Collected data entries:
◆ ◆ ◆

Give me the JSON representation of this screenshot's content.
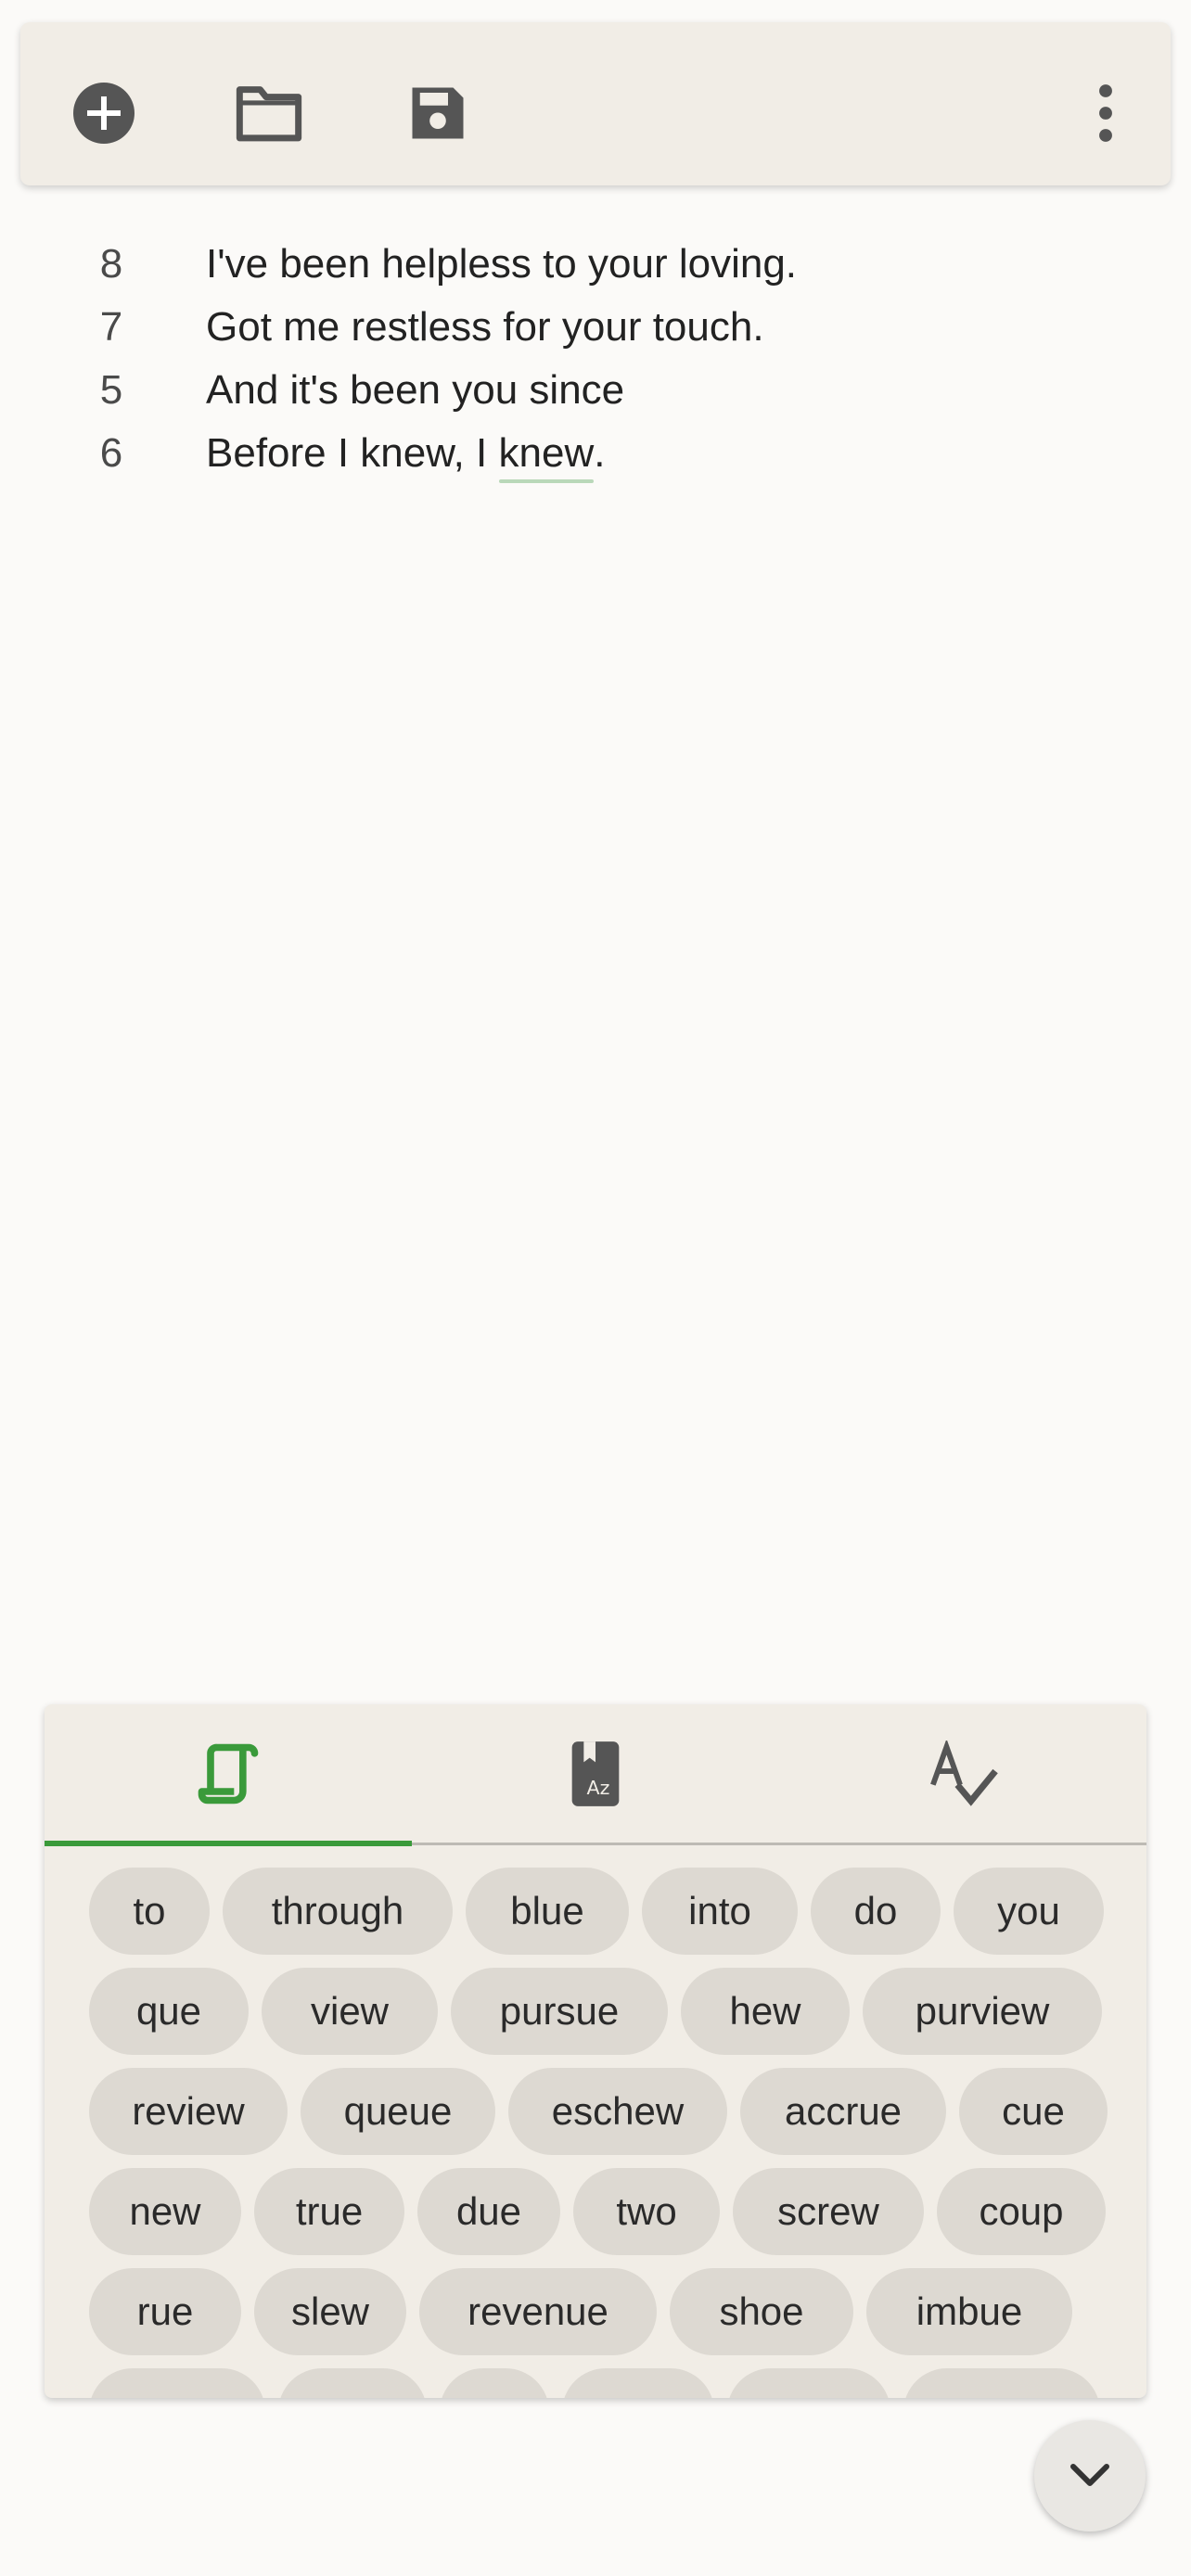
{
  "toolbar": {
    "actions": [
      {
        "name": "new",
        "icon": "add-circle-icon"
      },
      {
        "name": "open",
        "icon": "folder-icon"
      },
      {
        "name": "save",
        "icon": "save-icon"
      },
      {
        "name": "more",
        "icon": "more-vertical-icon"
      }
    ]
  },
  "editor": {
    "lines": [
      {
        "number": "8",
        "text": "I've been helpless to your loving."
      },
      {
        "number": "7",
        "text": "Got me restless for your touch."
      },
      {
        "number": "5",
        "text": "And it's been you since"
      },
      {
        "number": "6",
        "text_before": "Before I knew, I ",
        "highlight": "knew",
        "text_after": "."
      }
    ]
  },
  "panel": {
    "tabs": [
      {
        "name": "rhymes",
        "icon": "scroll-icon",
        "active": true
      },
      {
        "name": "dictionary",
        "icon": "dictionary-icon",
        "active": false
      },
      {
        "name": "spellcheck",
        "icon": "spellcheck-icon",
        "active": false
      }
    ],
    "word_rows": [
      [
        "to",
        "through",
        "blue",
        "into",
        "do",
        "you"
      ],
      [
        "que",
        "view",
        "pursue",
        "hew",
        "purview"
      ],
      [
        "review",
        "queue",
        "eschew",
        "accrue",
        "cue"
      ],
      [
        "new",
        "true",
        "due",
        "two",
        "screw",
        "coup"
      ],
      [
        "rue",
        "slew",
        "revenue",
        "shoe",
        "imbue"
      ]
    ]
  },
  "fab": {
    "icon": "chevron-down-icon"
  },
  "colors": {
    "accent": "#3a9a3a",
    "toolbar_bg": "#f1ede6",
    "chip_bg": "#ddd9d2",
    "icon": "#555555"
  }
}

◆ ◆ ◆

JOB
Above is a listing; report how many of its lines include the word "dictionary", giving the number only.

OUTPUT
2